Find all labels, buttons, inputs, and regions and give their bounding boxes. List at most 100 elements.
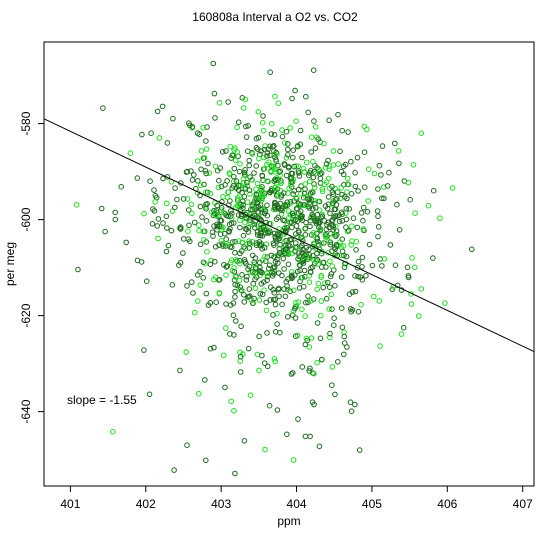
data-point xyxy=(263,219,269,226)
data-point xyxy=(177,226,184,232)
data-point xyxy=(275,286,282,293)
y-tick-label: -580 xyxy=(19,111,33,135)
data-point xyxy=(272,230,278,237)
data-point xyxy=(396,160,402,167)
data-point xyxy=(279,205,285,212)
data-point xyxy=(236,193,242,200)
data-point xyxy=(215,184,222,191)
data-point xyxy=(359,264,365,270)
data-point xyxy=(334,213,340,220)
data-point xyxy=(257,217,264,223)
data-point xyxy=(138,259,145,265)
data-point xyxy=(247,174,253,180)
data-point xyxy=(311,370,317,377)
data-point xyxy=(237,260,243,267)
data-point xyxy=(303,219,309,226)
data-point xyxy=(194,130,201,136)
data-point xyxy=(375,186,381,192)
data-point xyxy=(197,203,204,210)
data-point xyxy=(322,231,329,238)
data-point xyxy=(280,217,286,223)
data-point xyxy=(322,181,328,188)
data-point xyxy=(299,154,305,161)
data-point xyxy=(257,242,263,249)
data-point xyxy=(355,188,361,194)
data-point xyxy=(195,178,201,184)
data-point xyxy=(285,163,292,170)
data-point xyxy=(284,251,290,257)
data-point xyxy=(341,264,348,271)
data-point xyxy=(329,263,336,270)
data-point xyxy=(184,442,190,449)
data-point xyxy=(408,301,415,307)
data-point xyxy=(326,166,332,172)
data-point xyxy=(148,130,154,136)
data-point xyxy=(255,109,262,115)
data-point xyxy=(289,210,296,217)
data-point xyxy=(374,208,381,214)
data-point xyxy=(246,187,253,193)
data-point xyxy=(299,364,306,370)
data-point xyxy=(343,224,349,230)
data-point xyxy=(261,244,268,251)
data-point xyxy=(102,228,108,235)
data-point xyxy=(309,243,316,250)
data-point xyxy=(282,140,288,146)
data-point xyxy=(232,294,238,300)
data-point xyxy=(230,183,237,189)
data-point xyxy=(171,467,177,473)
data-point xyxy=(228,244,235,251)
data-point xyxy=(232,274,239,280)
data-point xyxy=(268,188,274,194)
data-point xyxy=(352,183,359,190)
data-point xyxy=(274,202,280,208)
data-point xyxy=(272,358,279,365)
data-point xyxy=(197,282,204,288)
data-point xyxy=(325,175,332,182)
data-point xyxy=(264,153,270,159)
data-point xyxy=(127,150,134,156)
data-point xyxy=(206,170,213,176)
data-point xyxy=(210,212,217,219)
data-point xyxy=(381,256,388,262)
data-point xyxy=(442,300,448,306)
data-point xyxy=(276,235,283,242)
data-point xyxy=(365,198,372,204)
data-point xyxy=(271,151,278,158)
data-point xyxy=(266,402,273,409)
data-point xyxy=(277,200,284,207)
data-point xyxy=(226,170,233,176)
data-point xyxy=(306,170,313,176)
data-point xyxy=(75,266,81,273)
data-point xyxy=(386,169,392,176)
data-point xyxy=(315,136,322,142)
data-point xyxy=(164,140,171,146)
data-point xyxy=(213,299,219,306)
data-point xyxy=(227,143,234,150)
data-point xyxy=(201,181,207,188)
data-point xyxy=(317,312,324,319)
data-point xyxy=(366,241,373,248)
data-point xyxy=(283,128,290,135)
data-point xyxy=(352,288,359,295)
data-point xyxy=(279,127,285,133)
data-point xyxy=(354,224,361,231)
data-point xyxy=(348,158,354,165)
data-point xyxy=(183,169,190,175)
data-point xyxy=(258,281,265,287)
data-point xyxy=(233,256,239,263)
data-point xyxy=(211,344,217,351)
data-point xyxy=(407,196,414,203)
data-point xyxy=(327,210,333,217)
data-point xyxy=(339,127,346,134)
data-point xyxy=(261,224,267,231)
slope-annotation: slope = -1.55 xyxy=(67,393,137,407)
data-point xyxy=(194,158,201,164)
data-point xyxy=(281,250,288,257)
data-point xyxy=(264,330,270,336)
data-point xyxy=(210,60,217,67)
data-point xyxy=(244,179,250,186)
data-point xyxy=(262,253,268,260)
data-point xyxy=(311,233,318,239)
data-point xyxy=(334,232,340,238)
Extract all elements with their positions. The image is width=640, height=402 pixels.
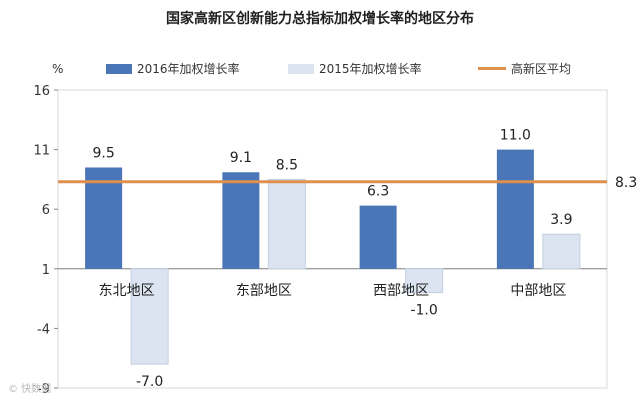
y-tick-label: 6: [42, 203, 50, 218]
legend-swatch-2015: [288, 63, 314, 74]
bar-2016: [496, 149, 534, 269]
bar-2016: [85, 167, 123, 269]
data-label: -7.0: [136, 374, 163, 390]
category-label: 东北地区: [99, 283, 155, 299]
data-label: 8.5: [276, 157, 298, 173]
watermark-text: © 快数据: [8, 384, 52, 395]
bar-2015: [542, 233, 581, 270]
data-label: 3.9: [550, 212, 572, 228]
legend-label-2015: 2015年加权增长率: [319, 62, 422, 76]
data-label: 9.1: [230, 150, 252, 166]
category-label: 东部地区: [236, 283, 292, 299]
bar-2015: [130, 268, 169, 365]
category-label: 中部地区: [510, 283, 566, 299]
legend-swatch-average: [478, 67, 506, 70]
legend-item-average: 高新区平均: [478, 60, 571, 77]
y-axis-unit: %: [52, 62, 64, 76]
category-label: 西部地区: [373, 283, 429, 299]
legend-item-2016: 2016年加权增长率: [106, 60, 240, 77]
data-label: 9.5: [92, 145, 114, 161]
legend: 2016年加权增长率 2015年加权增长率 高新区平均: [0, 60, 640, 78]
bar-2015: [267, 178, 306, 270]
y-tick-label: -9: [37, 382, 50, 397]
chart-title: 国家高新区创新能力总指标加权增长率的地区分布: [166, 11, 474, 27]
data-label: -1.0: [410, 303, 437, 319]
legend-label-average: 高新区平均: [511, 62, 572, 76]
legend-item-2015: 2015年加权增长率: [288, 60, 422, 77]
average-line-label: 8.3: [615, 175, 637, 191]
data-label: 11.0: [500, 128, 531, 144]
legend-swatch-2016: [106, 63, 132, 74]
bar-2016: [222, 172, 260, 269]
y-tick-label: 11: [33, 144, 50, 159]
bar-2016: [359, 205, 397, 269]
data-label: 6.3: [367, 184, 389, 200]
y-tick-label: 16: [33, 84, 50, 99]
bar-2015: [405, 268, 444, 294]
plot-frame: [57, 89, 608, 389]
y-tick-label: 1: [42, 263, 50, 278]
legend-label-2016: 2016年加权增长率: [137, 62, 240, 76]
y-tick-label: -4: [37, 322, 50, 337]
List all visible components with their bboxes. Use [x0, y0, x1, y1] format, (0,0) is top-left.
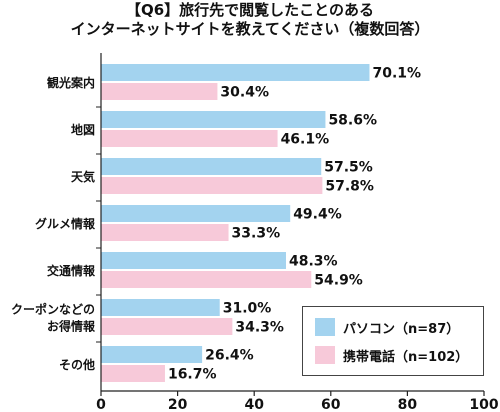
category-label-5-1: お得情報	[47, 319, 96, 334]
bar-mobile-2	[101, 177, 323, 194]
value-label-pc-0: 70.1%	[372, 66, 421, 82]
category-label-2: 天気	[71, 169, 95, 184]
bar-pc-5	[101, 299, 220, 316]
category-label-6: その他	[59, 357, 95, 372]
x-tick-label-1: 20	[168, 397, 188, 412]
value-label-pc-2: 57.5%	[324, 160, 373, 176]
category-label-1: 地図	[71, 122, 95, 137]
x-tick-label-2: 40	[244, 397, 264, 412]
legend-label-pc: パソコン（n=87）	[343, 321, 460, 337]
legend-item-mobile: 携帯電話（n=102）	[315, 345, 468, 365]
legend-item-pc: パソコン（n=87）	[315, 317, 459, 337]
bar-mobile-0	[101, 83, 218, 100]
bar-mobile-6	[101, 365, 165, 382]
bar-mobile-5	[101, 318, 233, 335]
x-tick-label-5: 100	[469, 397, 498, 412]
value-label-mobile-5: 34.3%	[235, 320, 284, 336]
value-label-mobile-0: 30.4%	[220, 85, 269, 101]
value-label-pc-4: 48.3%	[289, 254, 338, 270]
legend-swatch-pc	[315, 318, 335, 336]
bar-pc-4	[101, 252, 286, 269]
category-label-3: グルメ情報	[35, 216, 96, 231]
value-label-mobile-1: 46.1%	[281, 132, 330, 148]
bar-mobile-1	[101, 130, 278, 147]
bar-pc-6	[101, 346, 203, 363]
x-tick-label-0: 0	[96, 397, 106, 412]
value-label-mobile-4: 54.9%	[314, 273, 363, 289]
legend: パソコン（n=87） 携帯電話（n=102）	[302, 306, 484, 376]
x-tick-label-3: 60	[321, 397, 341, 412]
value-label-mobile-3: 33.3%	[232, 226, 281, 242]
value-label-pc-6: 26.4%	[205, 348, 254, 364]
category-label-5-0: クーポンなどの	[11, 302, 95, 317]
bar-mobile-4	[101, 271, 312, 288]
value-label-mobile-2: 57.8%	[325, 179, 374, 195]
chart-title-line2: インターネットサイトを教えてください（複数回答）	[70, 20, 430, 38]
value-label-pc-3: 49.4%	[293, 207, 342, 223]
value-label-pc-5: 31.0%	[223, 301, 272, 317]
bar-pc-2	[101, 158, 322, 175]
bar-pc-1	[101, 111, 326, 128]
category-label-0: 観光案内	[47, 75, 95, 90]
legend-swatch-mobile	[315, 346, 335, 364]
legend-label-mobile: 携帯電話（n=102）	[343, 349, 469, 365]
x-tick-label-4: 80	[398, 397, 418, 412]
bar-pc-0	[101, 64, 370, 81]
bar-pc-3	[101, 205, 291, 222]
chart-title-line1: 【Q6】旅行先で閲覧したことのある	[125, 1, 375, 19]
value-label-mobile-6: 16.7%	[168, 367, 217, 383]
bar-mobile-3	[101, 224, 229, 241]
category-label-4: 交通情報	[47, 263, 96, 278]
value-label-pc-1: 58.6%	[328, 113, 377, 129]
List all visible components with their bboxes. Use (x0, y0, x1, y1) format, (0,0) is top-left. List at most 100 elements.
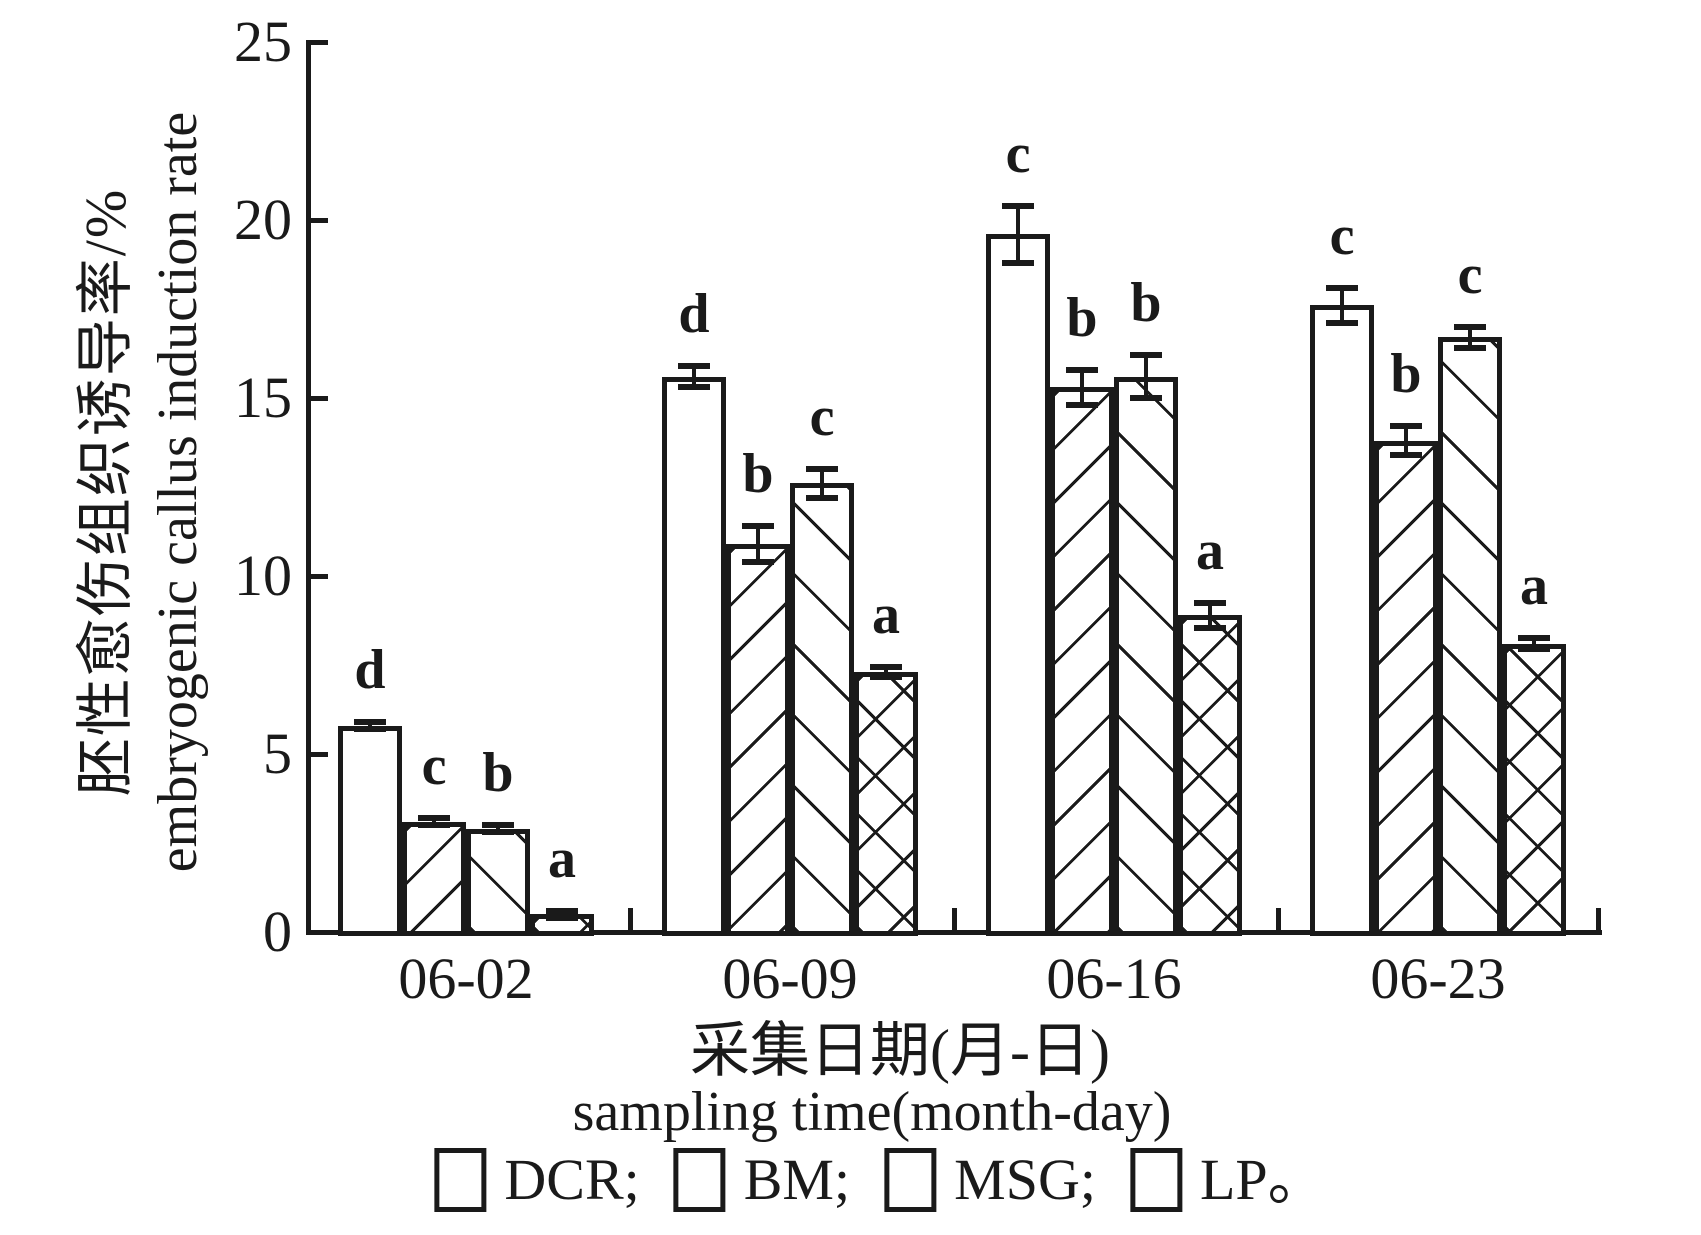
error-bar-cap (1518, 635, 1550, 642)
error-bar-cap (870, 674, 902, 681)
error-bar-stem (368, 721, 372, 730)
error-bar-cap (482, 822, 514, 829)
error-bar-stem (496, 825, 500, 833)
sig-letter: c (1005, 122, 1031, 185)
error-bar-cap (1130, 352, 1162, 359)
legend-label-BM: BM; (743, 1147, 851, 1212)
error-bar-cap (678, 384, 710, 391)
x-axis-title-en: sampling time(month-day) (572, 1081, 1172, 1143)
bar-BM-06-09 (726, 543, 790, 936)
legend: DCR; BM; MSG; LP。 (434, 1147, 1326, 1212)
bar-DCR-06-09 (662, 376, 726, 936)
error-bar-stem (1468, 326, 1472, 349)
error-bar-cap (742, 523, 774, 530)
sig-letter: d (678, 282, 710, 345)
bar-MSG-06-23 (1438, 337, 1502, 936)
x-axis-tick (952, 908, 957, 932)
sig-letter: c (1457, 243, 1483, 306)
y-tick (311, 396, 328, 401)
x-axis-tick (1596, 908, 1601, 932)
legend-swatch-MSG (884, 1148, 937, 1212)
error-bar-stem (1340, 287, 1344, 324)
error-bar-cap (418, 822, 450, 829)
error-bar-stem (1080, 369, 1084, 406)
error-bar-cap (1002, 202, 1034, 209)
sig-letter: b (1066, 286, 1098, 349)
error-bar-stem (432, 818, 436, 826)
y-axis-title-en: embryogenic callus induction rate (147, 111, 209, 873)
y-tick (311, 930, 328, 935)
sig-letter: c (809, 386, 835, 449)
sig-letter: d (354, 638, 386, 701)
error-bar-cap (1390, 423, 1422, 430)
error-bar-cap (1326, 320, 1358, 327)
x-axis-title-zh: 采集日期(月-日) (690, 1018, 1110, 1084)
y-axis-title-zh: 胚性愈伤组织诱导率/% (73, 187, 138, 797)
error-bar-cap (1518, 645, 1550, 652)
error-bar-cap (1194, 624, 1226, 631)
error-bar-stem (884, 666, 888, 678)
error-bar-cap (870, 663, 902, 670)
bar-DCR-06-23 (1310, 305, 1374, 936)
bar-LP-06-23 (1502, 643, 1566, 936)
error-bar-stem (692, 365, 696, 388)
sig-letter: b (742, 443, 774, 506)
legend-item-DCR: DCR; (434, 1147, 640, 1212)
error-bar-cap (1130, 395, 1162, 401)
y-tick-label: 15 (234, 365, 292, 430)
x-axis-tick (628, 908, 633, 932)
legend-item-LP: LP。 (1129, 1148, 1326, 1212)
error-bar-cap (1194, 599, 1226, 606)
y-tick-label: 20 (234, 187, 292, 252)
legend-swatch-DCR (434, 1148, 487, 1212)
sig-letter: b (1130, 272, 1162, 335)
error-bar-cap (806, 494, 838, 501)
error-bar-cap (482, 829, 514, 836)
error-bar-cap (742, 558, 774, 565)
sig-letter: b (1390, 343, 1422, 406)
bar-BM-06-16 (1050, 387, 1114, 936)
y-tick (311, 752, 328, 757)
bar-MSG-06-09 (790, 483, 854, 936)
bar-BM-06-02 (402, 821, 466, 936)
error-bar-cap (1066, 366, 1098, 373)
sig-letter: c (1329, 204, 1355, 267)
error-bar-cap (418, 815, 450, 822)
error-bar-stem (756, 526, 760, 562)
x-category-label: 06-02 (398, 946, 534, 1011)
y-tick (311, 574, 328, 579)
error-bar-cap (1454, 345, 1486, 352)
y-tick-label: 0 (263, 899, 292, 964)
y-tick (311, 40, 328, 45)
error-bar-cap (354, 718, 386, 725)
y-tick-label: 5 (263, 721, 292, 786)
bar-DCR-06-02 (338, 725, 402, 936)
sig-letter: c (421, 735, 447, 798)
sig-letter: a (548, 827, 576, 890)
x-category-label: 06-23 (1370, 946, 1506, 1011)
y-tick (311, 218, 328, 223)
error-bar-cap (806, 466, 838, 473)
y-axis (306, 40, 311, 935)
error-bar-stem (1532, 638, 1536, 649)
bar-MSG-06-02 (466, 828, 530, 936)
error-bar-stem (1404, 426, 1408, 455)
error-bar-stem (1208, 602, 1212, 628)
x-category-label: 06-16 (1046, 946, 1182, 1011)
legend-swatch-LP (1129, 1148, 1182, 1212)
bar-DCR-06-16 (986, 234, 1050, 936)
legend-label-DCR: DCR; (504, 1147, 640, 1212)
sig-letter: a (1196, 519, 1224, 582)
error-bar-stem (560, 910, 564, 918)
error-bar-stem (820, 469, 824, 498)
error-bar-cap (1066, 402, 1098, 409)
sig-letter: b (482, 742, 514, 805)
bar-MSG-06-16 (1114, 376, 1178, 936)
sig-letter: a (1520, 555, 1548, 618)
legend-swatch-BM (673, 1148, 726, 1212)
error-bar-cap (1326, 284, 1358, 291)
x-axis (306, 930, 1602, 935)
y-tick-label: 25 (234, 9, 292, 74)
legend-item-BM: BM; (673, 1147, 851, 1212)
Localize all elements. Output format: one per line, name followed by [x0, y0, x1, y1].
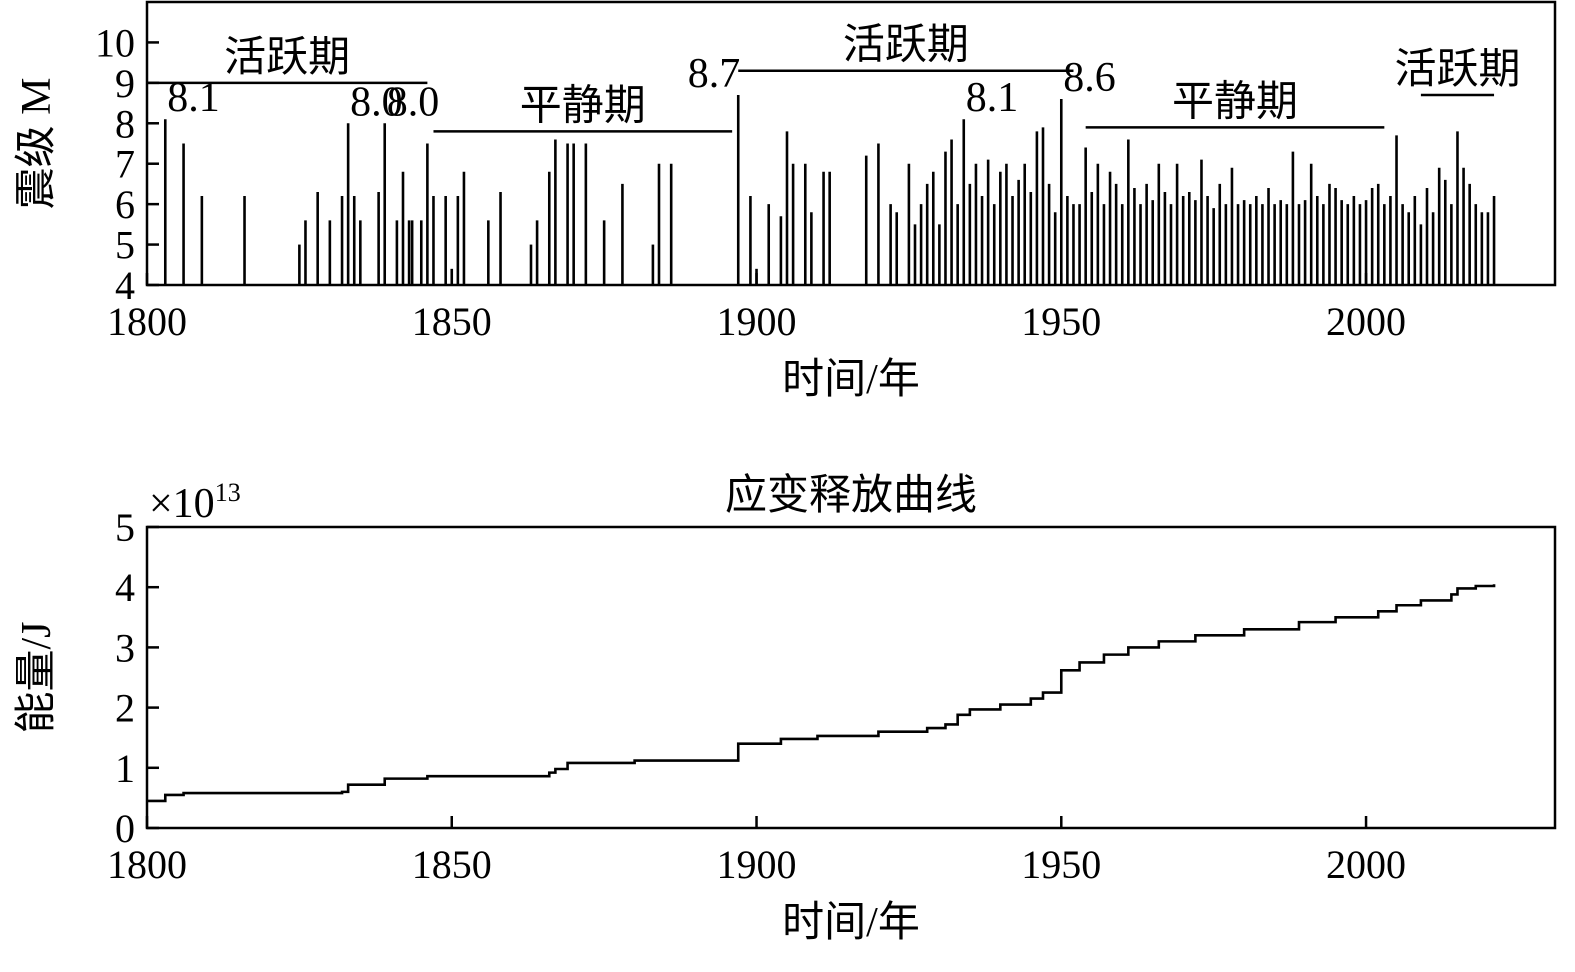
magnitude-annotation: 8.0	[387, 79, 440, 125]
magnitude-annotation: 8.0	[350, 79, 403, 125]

■ Given instruction
Render the lines of the data as a JSON list of strings, one string per line and blank lines omitted, starting with the line that contains "y-tick-label: 6: [42, 203, 50, 218]" and going on through the line that contains "legend-swatch-average: [478, 67, 506, 70]".

■ Answer to this problem
[
  "y-tick-label: 6: [42, 203, 50, 218]",
  "legend-swatch-2015: [288, 63, 314, 74]",
  "bar-2016: [496, 149, 534, 269]",
  "bar-2016: [85, 167, 123, 269]",
  "data-label: -7.0: [136, 374, 163, 390]",
  "category-label: 东北地区: [99, 283, 155, 299]",
  "data-label: 8.5: [276, 157, 298, 173]",
  "watermark-text: © 快数据: [8, 384, 52, 395]",
  "bar-2015: [542, 233, 581, 270]",
  "data-label: 3.9: [550, 212, 572, 228]",
  "legend-label-2015: 2015年加权增长率: [319, 62, 422, 76]",
  "data-label: 9.1: [230, 150, 252, 166]",
  "category-label: 东部地区: [236, 283, 292, 299]",
  "bar-2015: [130, 268, 169, 365]",
  "category-label: 中部地区: [510, 283, 566, 299]",
  "legend-swatch-average: [478, 67, 506, 70]"
]